DESCRIPTION OF THE TASK:
Please find all lines in the data that hold the string "Year" and copy them.

RAW DATA:
══════

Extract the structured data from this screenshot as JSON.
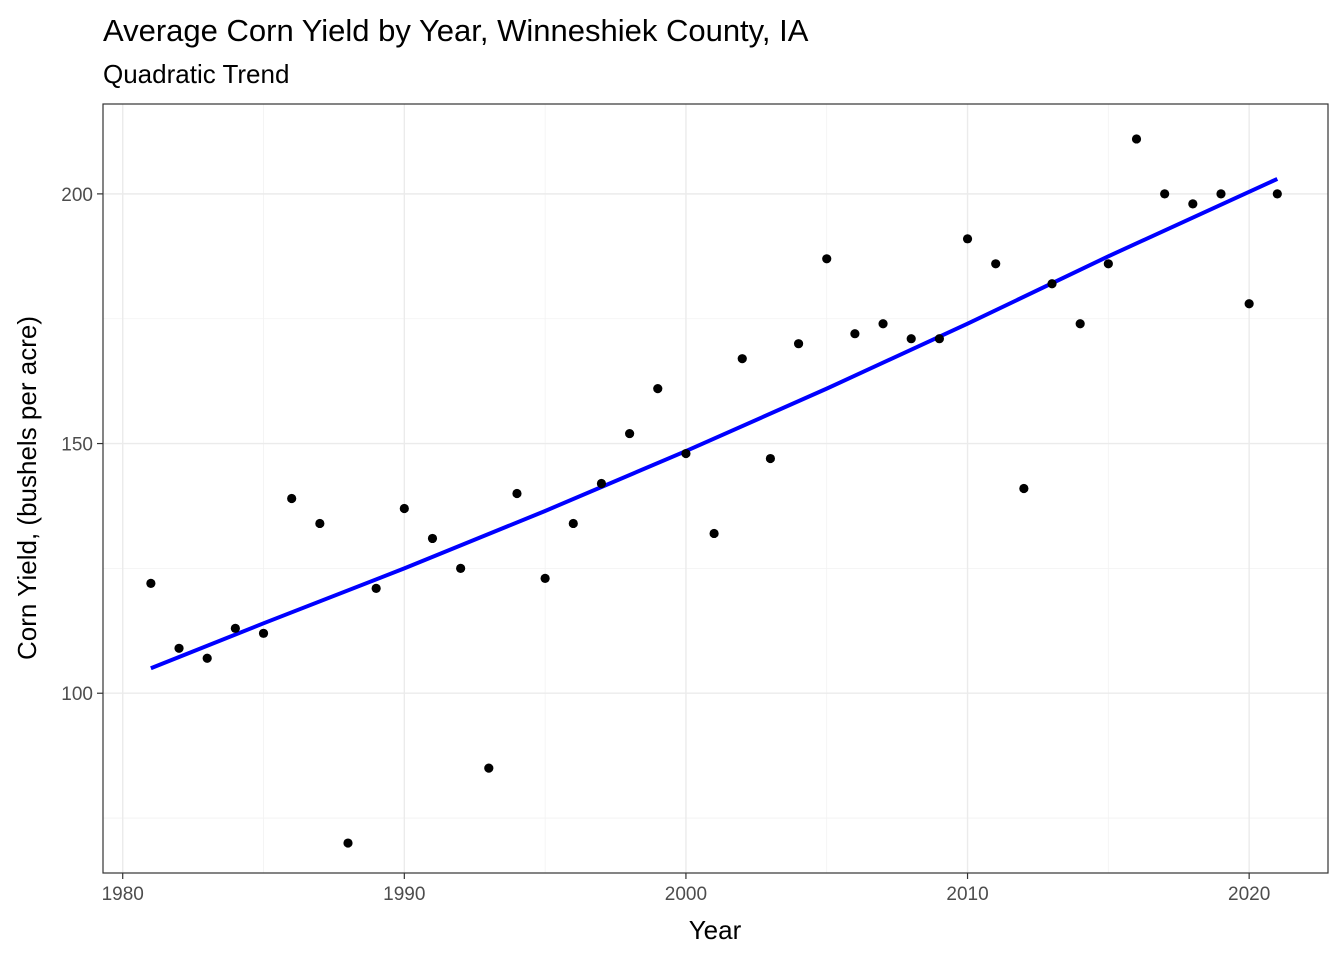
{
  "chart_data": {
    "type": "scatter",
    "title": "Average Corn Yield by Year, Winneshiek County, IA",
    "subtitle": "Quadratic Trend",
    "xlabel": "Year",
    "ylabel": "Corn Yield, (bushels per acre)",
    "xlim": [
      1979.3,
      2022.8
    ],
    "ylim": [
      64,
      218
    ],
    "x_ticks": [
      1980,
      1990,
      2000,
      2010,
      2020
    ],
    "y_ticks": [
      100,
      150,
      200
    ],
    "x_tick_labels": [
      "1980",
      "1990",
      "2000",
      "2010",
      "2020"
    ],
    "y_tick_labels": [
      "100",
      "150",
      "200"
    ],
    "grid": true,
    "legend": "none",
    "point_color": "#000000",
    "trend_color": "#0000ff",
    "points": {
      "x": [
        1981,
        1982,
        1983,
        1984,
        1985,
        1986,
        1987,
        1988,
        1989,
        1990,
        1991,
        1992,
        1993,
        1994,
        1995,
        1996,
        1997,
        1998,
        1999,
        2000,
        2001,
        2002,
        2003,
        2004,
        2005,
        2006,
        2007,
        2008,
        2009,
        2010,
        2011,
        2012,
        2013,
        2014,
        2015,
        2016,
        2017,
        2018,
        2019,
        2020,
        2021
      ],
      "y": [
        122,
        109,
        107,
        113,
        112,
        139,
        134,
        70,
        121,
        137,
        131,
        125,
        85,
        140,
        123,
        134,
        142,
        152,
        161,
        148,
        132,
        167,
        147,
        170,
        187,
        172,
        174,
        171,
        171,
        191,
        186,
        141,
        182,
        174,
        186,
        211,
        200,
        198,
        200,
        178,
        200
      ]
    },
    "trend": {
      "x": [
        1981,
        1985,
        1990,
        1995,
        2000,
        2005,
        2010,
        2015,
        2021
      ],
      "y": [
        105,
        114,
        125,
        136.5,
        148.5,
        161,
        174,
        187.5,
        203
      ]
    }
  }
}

══════

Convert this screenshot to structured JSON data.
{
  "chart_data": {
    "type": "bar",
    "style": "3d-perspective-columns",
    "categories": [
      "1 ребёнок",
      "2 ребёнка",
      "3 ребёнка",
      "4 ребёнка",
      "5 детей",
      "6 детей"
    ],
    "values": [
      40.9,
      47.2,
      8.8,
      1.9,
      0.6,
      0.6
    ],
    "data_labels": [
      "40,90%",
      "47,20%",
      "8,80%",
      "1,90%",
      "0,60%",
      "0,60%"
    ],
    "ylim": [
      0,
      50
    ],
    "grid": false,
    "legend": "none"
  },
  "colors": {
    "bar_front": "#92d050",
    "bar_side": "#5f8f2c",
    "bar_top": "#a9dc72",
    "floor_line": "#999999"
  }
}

══════

TASK OUTPUT:
    "title": "Average Corn Yield by Year, Winneshiek County, IA",
    "xlabel": "Year",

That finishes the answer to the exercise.